▶ **Problem requirements**: Count how many lines have the word "Audio" in them. Reply with that number by itself.

▶ **Record extracts**:
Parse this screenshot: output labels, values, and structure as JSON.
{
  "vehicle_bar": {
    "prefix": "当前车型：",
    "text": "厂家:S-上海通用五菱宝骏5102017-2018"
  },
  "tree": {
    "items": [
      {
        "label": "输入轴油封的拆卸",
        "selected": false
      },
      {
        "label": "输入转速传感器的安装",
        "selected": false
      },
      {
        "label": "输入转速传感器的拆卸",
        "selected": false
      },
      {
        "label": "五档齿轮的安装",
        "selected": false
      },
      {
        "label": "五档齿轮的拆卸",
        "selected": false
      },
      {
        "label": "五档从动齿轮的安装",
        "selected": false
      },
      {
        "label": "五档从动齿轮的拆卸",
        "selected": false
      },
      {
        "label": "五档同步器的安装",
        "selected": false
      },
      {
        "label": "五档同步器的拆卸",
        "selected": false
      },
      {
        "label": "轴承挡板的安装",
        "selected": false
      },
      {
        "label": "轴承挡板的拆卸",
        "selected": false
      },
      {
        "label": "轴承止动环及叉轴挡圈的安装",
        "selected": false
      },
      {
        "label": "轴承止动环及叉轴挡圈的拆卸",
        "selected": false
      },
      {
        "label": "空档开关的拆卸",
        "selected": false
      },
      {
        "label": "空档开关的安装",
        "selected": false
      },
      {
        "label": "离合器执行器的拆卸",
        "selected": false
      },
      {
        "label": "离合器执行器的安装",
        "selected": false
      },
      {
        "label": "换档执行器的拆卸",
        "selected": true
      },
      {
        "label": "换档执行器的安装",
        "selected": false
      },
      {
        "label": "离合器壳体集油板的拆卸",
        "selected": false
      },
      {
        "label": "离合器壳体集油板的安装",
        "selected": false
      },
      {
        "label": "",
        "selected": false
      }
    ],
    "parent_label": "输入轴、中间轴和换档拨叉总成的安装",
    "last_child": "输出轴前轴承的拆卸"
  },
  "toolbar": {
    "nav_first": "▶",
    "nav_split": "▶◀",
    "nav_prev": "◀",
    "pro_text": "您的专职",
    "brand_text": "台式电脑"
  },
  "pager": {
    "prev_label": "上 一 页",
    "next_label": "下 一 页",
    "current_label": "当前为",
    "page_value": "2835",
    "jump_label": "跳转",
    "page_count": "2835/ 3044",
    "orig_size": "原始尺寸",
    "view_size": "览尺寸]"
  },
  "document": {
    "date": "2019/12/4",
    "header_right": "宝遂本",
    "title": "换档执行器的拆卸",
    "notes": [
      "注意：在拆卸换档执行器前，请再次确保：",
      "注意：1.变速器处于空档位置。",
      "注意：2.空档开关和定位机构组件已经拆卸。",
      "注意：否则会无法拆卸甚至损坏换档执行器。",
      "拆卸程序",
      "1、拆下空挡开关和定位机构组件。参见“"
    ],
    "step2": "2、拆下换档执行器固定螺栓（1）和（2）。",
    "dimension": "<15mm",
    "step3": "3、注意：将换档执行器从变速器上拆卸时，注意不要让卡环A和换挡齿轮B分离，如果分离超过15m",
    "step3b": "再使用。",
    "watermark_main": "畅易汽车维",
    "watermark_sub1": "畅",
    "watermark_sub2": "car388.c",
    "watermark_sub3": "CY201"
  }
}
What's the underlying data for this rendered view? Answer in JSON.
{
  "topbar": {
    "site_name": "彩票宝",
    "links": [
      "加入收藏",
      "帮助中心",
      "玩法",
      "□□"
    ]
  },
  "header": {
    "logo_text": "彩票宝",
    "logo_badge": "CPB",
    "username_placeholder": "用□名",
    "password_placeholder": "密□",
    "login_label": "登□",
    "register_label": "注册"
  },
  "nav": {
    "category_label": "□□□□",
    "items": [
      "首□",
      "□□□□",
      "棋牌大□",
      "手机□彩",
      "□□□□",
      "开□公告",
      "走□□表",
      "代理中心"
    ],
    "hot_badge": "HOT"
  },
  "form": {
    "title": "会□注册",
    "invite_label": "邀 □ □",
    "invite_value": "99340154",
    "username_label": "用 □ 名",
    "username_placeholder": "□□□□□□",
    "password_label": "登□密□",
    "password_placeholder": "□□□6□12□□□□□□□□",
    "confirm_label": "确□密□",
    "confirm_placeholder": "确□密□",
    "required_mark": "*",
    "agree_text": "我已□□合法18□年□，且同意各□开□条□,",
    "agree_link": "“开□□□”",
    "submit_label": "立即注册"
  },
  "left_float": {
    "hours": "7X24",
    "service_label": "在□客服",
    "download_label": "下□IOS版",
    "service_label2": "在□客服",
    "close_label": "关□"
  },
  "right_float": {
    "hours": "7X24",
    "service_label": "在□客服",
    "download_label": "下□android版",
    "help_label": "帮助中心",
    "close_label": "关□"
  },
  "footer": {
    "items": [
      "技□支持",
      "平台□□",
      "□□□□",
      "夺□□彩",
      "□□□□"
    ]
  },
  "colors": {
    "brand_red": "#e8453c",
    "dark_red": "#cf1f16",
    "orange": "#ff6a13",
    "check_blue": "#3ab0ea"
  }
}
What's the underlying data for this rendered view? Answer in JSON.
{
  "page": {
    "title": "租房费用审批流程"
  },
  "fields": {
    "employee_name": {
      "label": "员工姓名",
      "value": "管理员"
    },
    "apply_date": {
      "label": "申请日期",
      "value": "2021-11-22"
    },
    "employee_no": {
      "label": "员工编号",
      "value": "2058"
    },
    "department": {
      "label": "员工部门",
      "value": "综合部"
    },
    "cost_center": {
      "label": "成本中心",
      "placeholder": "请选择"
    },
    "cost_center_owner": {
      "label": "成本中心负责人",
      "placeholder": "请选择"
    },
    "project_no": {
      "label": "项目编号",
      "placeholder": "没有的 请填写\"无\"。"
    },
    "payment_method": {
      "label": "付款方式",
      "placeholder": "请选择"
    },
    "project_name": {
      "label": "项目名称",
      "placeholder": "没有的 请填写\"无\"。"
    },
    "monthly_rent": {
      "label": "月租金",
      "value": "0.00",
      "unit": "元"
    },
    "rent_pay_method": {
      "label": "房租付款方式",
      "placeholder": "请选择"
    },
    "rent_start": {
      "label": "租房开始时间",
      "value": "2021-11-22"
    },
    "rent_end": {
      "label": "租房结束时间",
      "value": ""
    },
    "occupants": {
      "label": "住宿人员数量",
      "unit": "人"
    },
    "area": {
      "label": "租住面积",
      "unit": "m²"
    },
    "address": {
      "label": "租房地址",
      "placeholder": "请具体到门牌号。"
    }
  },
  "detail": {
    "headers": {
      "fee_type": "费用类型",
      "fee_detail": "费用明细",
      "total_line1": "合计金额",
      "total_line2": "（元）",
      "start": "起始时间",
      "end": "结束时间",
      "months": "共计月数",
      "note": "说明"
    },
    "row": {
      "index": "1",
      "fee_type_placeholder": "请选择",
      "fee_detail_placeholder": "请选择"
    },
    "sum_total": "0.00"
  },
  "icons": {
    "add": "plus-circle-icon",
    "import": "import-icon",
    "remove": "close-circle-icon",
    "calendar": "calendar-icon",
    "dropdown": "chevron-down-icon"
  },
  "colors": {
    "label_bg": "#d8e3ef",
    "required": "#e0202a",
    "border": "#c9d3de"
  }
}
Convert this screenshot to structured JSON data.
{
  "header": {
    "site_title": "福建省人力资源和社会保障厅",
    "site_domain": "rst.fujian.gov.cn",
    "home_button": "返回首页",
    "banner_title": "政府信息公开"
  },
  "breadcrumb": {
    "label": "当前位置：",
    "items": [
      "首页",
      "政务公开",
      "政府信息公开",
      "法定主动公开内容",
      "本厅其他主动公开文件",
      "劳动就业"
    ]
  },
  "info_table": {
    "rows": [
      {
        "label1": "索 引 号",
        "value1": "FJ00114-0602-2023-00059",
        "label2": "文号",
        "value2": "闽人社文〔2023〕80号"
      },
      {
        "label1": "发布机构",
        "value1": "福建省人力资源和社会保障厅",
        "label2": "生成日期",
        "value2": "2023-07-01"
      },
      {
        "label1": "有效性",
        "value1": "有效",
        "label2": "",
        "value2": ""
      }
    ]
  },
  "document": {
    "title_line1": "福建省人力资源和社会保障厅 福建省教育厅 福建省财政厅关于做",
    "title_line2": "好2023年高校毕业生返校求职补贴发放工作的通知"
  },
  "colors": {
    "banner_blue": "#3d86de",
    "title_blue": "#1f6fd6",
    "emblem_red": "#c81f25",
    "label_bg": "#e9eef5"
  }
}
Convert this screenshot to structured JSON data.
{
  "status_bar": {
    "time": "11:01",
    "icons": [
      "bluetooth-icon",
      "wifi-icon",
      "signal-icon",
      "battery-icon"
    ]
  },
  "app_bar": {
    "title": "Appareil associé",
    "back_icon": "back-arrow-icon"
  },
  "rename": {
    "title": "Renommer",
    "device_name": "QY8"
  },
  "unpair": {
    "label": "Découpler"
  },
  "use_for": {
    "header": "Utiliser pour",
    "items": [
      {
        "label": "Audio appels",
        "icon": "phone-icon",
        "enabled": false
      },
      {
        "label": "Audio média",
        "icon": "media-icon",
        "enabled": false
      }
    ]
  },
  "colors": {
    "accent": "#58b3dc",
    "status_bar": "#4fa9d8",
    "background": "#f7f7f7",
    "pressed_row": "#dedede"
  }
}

▶ **Expected answer**: 2